-- start of AVAILABLE DATA --

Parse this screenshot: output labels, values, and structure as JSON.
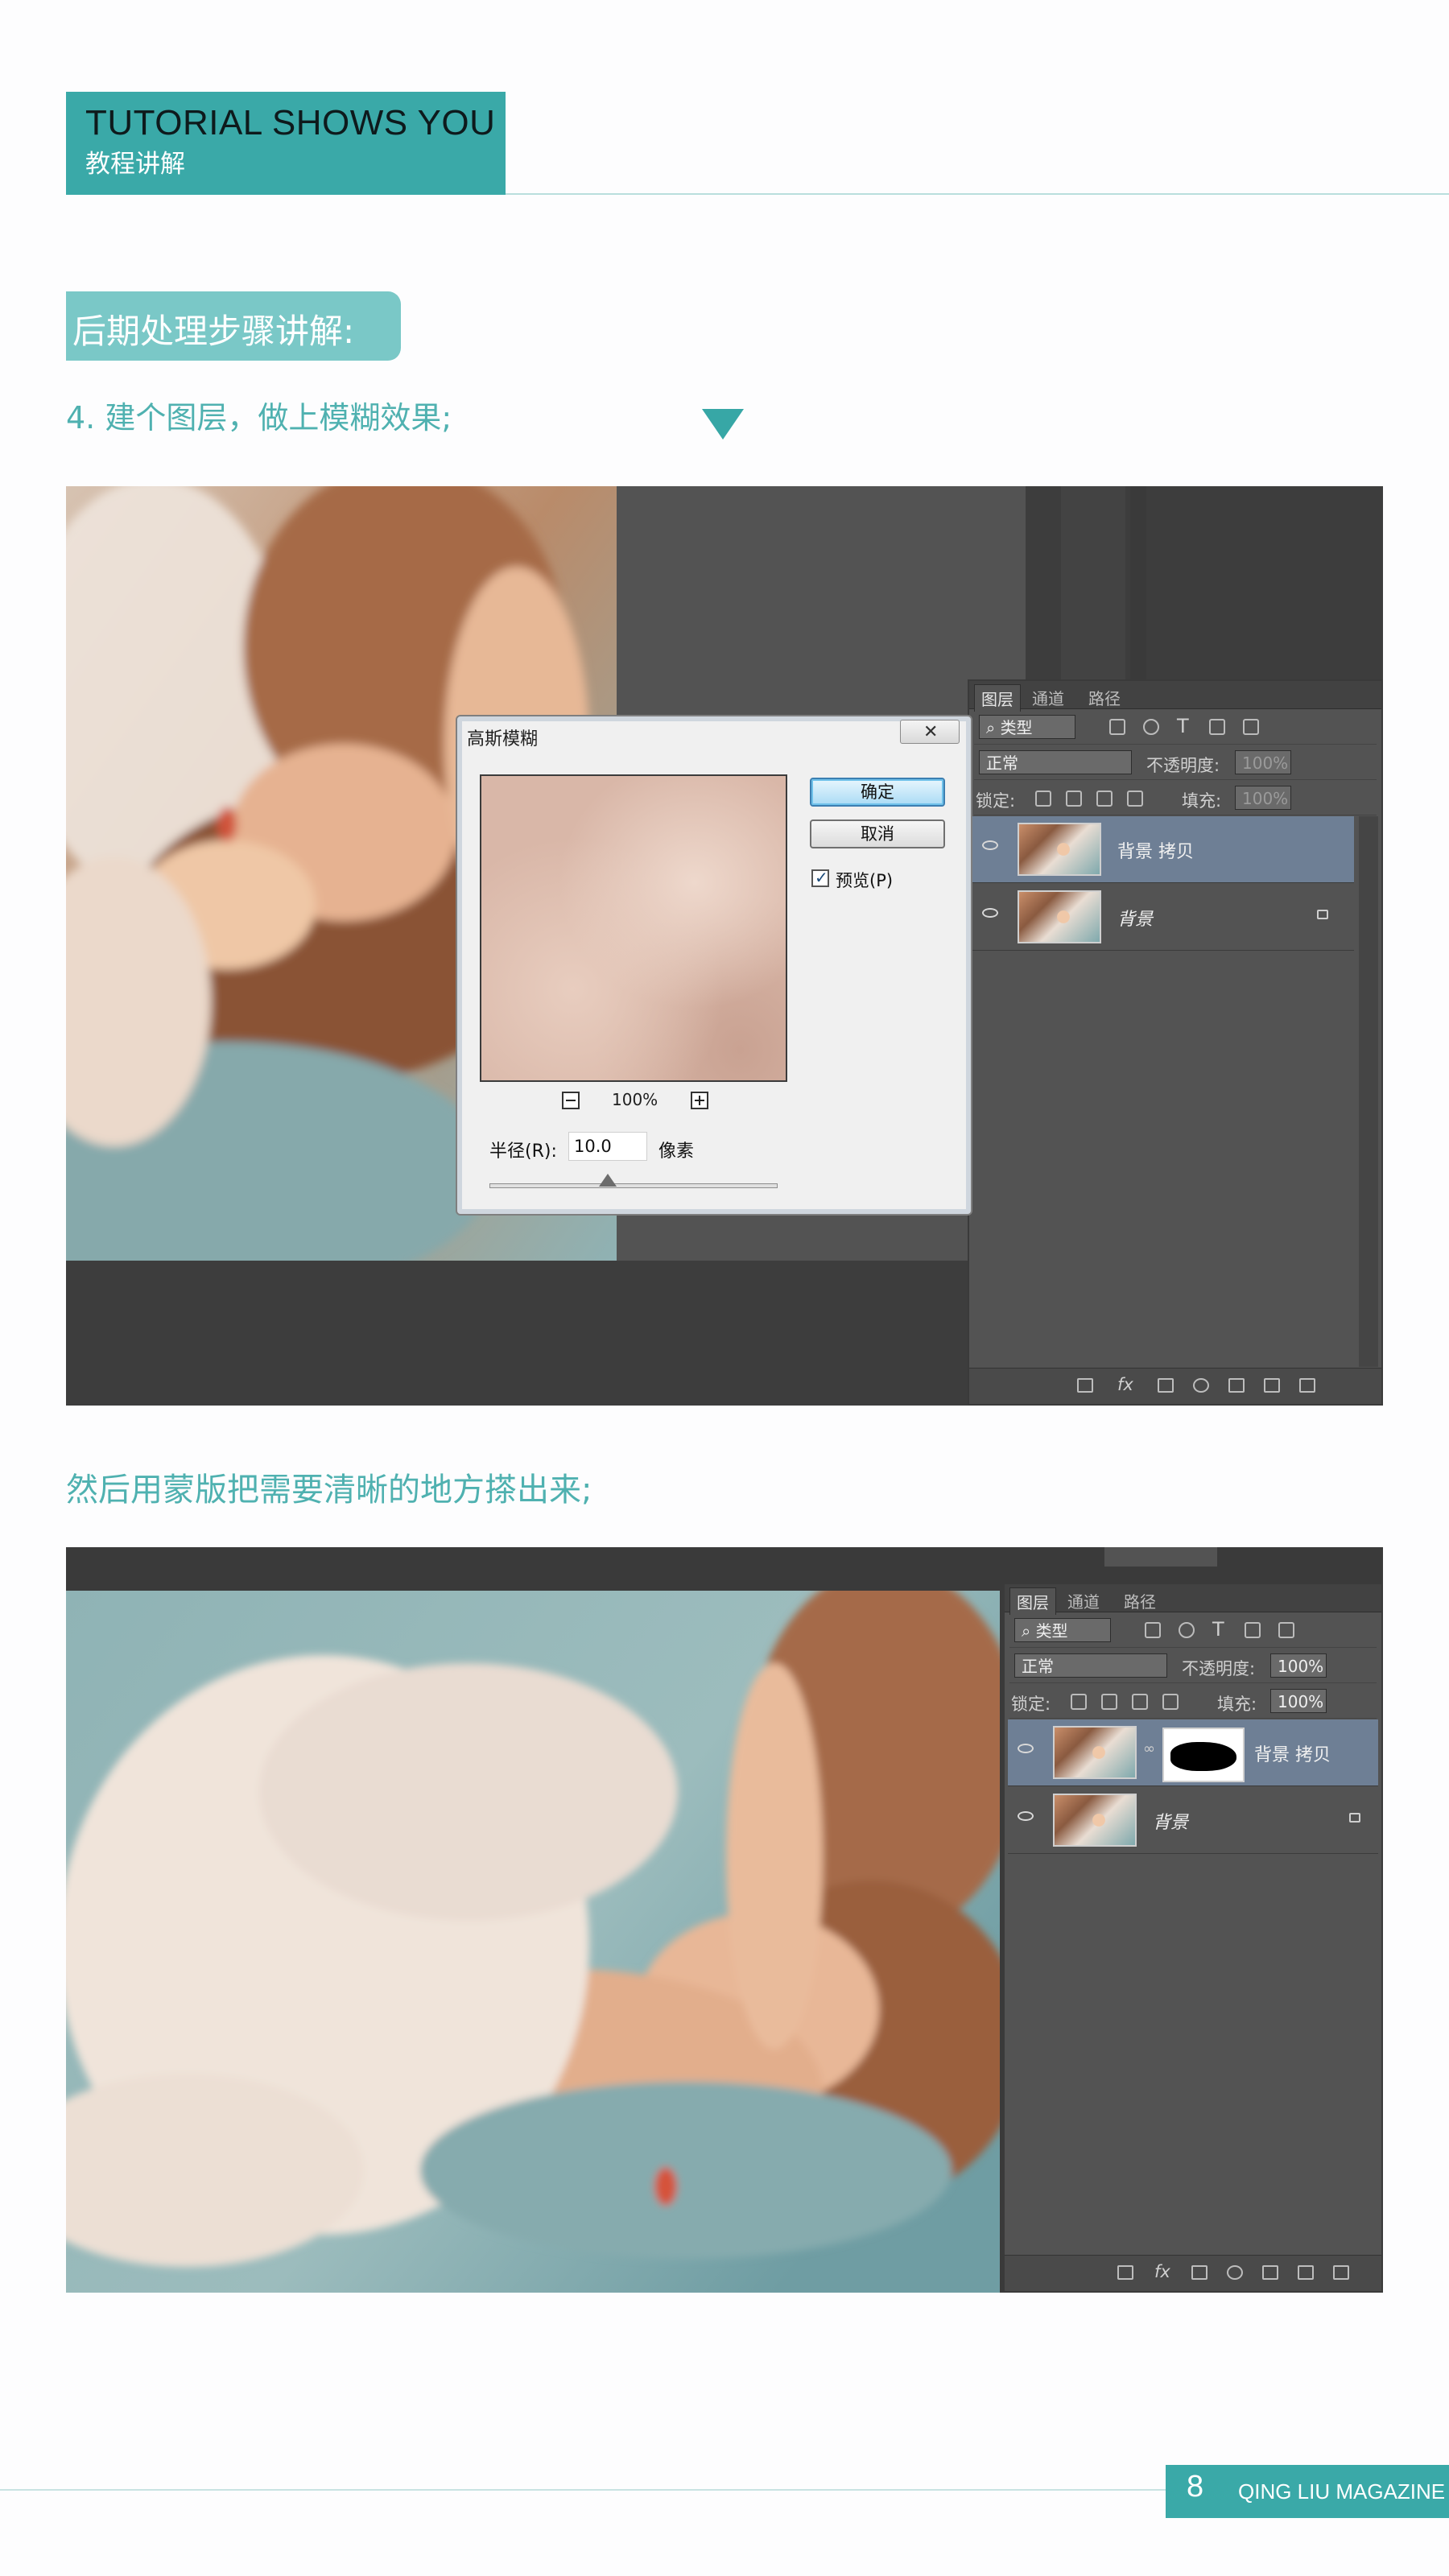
{
  "header": {
    "title_en": "TUTORIAL SHOWS YOU",
    "title_cn": "教程讲解"
  },
  "section": {
    "pill": "后期处理步骤讲解:"
  },
  "steps": {
    "step4": "4. 建个图层，做上模糊效果;",
    "mask_step": "然后用蒙版把需要清晰的地方搽出来;"
  },
  "ps": {
    "tabs": [
      "图层",
      "通道",
      "路径"
    ],
    "filter_kind": "类型",
    "blend_mode": "正常",
    "opacity_label": "不透明度:",
    "opacity_value": "100%",
    "lock_label": "锁定:",
    "fill_label": "填充:",
    "fill_value": "100%",
    "layers": [
      {
        "name": "背景 拷贝",
        "selected": true
      },
      {
        "name": "背景",
        "selected": false,
        "locked": true
      }
    ]
  },
  "dialog": {
    "title": "高斯模糊",
    "ok": "确定",
    "cancel": "取消",
    "preview_label": "预览(P)",
    "preview_checked": true,
    "zoom": "100%",
    "radius_label": "半径(R):",
    "radius_value": "10.0",
    "radius_unit": "像素"
  },
  "footer": {
    "page_number": "8",
    "magazine": "QING LIU MAGAZINE"
  },
  "colors": {
    "accent": "#3aa9a8",
    "accent_light": "#7ac8c7",
    "text_teal": "#4fb1b0",
    "ps_panel": "#535353",
    "ps_selected_layer": "#6e7f95"
  }
}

-- end of AVAILABLE DATA --

Skip the pictures and transcribe the rest of the records exactly.

Parse this screenshot: output labels, values, and structure as JSON.
{
  "header": {
    "title_en": "TUTORIAL SHOWS YOU",
    "title_cn": "教程讲解"
  },
  "section": {
    "pill": "后期处理步骤讲解:"
  },
  "steps": {
    "step4": "4. 建个图层，做上模糊效果;",
    "mask_step": "然后用蒙版把需要清晰的地方搽出来;"
  },
  "ps": {
    "tabs": [
      "图层",
      "通道",
      "路径"
    ],
    "filter_kind": "类型",
    "blend_mode": "正常",
    "opacity_label": "不透明度:",
    "opacity_value": "100%",
    "lock_label": "锁定:",
    "fill_label": "填充:",
    "fill_value": "100%",
    "layers": [
      {
        "name": "背景 拷贝",
        "selected": true
      },
      {
        "name": "背景",
        "selected": false,
        "locked": true
      }
    ]
  },
  "dialog": {
    "title": "高斯模糊",
    "ok": "确定",
    "cancel": "取消",
    "preview_label": "预览(P)",
    "preview_checked": true,
    "zoom": "100%",
    "radius_label": "半径(R):",
    "radius_value": "10.0",
    "radius_unit": "像素"
  },
  "footer": {
    "page_number": "8",
    "magazine": "QING LIU MAGAZINE"
  },
  "colors": {
    "accent": "#3aa9a8",
    "accent_light": "#7ac8c7",
    "text_teal": "#4fb1b0",
    "ps_panel": "#535353",
    "ps_selected_layer": "#6e7f95"
  }
}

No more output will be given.